Below are the records. List every line holding the word "排除故障后".

- - - - - - -

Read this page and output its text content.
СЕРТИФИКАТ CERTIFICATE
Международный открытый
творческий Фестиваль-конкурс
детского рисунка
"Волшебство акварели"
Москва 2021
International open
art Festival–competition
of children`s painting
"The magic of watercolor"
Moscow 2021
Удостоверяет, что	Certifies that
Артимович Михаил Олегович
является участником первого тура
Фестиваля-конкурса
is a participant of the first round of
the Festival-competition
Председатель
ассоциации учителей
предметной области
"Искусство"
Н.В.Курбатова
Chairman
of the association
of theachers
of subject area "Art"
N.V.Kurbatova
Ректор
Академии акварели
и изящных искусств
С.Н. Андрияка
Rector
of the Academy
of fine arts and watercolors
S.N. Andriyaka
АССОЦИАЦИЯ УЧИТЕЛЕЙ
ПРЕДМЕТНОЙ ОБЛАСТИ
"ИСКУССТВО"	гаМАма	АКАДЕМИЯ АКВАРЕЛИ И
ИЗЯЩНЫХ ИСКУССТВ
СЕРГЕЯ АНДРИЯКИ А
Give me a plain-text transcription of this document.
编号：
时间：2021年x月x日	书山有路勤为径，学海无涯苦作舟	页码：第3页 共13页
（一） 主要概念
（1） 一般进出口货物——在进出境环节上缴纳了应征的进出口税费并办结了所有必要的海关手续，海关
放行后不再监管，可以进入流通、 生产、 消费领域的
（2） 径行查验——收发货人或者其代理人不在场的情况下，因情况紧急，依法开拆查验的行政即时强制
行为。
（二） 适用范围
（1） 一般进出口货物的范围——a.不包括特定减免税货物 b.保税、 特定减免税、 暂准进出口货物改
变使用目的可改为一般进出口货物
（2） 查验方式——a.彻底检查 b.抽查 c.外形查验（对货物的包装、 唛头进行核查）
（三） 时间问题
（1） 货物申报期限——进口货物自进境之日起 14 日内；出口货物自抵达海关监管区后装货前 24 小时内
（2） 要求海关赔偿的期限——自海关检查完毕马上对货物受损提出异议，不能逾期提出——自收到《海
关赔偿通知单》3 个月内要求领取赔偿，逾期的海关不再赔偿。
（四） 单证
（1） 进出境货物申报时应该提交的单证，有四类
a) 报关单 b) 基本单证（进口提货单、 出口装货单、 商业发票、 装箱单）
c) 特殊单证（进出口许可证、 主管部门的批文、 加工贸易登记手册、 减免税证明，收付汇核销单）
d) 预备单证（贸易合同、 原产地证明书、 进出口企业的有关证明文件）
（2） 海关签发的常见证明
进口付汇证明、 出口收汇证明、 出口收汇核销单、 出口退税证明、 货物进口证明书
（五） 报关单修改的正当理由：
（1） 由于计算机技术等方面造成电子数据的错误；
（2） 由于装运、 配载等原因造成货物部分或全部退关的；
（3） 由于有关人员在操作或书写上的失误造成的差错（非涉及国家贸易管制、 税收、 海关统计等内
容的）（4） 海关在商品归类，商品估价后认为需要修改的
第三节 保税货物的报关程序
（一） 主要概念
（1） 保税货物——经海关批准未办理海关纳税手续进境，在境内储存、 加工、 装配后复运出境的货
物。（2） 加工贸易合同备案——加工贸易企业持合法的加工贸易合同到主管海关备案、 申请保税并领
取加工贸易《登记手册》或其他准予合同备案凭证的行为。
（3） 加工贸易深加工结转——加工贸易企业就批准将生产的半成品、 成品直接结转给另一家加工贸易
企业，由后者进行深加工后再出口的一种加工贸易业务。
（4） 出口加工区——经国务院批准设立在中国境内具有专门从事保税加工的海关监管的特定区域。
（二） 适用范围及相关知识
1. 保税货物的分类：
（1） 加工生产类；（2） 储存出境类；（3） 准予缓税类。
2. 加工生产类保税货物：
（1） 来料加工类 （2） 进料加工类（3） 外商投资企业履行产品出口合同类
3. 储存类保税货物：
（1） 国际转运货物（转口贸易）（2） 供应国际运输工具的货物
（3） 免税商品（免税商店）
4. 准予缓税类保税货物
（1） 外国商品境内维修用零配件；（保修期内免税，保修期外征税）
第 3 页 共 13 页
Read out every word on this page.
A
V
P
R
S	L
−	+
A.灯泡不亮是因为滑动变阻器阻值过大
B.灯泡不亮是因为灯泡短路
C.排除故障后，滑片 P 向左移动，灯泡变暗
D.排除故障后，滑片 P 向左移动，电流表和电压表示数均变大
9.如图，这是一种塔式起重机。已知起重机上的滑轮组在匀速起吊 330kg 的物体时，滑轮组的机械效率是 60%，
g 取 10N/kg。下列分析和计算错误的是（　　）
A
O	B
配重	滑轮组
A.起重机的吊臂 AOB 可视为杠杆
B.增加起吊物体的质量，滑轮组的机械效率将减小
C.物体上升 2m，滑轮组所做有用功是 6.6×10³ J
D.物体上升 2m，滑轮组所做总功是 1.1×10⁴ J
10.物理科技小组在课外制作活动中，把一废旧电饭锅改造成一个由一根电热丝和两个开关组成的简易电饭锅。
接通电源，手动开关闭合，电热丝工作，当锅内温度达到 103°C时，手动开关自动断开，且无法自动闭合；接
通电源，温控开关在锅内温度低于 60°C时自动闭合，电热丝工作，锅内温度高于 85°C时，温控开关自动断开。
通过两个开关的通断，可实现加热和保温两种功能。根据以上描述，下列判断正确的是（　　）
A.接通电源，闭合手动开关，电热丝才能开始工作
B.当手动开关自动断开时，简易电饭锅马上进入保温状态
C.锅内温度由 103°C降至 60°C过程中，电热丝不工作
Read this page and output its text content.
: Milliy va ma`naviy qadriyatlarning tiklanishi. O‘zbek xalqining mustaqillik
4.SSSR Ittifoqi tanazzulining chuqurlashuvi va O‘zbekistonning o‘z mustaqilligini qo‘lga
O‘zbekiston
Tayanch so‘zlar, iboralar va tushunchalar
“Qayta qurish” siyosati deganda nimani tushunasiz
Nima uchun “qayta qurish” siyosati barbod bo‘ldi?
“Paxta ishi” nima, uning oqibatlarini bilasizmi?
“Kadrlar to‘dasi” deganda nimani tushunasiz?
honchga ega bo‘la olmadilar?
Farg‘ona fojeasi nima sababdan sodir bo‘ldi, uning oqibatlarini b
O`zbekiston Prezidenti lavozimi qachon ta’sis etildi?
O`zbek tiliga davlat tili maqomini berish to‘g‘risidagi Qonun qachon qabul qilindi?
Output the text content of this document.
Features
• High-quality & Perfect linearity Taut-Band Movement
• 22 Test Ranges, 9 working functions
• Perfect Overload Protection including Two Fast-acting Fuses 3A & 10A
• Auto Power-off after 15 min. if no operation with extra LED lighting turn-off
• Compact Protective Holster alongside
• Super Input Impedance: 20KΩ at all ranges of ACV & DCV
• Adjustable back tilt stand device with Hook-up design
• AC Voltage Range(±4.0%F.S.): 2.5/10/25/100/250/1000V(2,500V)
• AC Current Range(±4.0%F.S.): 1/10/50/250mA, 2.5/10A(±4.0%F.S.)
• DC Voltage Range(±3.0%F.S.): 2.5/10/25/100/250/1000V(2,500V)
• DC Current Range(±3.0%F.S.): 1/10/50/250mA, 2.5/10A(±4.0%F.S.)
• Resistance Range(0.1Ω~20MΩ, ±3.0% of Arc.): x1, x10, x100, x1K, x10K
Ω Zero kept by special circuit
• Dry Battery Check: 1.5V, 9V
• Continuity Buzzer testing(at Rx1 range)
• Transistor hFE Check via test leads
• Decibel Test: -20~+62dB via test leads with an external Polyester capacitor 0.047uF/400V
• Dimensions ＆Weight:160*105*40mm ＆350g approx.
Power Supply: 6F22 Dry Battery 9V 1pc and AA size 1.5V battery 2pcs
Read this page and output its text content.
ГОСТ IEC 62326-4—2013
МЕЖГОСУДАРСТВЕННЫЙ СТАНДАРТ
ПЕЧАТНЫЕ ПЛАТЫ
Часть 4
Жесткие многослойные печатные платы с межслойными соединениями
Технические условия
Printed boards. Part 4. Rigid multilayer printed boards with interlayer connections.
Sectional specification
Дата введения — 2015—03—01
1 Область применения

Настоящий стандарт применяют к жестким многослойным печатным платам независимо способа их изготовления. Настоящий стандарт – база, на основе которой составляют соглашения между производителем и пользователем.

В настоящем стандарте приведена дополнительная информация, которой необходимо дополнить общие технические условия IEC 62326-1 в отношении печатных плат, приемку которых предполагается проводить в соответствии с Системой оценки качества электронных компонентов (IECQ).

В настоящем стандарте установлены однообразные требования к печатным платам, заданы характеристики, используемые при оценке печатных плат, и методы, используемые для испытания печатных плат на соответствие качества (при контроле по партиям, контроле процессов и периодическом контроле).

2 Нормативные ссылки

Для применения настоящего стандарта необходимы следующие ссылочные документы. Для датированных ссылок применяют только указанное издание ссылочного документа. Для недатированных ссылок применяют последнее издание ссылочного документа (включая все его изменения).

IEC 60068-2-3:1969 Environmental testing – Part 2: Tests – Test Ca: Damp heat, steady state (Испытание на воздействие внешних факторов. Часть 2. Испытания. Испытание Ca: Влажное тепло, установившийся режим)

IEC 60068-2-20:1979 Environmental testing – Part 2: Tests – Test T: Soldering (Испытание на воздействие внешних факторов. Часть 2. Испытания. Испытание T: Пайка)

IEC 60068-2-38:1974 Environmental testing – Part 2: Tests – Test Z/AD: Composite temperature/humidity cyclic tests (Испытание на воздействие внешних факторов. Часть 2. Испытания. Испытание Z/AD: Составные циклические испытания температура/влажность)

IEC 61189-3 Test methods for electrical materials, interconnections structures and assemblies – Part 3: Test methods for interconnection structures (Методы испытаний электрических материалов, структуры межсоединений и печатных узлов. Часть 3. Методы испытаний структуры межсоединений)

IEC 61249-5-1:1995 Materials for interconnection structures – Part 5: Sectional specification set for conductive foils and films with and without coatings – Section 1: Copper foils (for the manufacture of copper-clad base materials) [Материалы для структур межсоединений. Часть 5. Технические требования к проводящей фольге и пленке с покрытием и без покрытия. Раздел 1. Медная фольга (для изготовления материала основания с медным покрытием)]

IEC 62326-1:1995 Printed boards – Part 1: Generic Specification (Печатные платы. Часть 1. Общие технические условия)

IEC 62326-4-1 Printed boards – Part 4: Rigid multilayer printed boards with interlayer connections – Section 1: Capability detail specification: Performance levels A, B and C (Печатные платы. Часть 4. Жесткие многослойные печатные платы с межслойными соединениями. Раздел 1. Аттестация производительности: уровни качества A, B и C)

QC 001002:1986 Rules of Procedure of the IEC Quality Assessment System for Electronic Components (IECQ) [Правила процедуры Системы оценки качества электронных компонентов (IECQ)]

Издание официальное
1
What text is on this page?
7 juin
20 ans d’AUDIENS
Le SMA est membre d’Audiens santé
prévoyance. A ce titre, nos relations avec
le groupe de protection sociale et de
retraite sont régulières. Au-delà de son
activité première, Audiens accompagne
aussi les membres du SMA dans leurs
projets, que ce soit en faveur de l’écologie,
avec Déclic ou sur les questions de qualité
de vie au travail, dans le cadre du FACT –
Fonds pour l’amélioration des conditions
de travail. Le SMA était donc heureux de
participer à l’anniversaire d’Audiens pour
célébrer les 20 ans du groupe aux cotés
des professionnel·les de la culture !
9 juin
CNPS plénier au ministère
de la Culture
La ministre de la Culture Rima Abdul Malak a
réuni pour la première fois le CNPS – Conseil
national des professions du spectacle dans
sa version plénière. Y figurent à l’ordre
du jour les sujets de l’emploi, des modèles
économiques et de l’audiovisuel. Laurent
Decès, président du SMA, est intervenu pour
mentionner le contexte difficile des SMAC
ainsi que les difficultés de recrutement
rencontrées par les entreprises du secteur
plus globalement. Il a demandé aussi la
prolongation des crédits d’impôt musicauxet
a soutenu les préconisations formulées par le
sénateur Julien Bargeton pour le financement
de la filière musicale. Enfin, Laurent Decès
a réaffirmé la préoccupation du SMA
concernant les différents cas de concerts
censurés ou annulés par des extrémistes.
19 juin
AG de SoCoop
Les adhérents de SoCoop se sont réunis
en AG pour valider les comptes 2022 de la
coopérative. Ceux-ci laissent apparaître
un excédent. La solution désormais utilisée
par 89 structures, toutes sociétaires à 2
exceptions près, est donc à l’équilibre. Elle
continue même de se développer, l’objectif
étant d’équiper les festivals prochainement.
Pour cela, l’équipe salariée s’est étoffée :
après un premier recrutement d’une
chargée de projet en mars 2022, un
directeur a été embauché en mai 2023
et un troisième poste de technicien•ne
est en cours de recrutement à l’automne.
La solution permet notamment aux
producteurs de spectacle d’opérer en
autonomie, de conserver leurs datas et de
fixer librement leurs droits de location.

- - - - - - -

Answer
C.排除故障后，滑片 P 向左移动，灯泡变暗
D.排除故障后，滑片 P 向左移动，电流表和电压表示数均变大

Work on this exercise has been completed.